### Directive:
Retype all of the data. Every line must match exactly.

··········

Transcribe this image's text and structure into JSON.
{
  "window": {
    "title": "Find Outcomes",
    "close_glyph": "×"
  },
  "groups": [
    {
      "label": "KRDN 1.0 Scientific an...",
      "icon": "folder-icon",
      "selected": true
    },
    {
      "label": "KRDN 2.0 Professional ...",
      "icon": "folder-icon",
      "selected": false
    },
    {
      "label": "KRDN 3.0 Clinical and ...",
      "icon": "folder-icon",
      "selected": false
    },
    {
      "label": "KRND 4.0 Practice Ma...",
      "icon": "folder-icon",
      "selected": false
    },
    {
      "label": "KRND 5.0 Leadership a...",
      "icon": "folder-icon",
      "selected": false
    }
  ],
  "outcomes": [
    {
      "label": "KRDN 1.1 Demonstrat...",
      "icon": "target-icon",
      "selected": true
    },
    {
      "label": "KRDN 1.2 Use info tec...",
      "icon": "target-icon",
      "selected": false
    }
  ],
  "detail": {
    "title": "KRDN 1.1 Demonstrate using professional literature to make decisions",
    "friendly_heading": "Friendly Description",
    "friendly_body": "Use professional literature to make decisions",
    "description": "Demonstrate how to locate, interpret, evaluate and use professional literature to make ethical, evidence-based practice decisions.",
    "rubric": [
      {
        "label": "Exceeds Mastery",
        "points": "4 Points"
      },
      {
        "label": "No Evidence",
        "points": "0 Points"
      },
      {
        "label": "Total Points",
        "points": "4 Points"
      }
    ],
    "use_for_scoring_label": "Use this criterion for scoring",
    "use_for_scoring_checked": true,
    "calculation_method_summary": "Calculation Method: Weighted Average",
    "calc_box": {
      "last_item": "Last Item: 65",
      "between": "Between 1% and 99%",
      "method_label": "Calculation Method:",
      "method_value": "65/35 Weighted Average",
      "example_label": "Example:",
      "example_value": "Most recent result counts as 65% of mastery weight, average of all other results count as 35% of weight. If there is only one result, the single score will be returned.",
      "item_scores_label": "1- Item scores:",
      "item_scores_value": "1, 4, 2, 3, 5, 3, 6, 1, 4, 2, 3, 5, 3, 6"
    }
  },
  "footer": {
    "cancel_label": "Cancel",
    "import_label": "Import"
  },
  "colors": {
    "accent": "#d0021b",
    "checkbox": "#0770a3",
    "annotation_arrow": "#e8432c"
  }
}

··········

### Solution to this exercise:
Transcribe this image's text and structure into JSON.
{
  "window": {
    "title": "Find Outcomes",
    "close_glyph": "×"
  },
  "groups": [
    {
      "label": "KRDN 1.0 Scientific an...",
      "icon": "folder-icon",
      "selected": true
    },
    {
      "label": "KRDN 2.0 Professional ...",
      "icon": "folder-icon",
      "selected": false
    },
    {
      "label": "KRDN 3.0 Clinical and ...",
      "icon": "folder-icon",
      "selected": false
    },
    {
      "label": "KRND 4.0 Practice Ma...",
      "icon": "folder-icon",
      "selected": false
    },
    {
      "label": "KRND 5.0 Leadership a...",
      "icon": "folder-icon",
      "selected": false
    }
  ],
  "outcomes": [
    {
      "label": "KRDN 1.1 Demonstrat...",
      "icon": "target-icon",
      "selected": true
    },
    {
      "label": "KRDN 1.2 Use info tec...",
      "icon": "target-icon",
      "selected": false
    }
  ],
  "detail": {
    "title": "KRDN 1.1 Demonstrate using professional literature to make decisions",
    "friendly_heading": "Friendly Description",
    "friendly_body": "Use professional literature to make decisions",
    "description": "Demonstrate how to locate, interpret, evaluate and use professional literature to make ethical, evidence-based practice decisions.",
    "rubric": [
      {
        "label": "Exceeds Mastery",
        "points": "4 Points"
      },
      {
        "label": "No Evidence",
        "points": "0 Points"
      },
      {
        "label": "Total Points",
        "points": "4 Points"
      }
    ],
    "use_for_scoring_label": "Use this criterion for scoring",
    "use_for_scoring_checked": true,
    "calculation_method_summary": "Calculation Method: Weighted Average",
    "calc_box": {
      "last_item": "Last Item: 65",
      "between": "Between 1% and 99%",
      "method_label": "Calculation Method:",
      "method_value": "65/35 Weighted Average",
      "example_label": "Example:",
      "example_value": "Most recent result counts as 65% of mastery weight, average of all other results count as 35% of weight. If there is only one result, the single score will be returned.",
      "item_scores_label": "1- Item scores:",
      "item_scores_value": "1, 4, 2, 3, 5, 3, 6, 1, 4, 2, 3, 5, 3, 6"
    }
  },
  "footer": {
    "cancel_label": "Cancel",
    "import_label": "Import"
  },
  "colors": {
    "accent": "#d0021b",
    "checkbox": "#0770a3",
    "annotation_arrow": "#e8432c"
  }
}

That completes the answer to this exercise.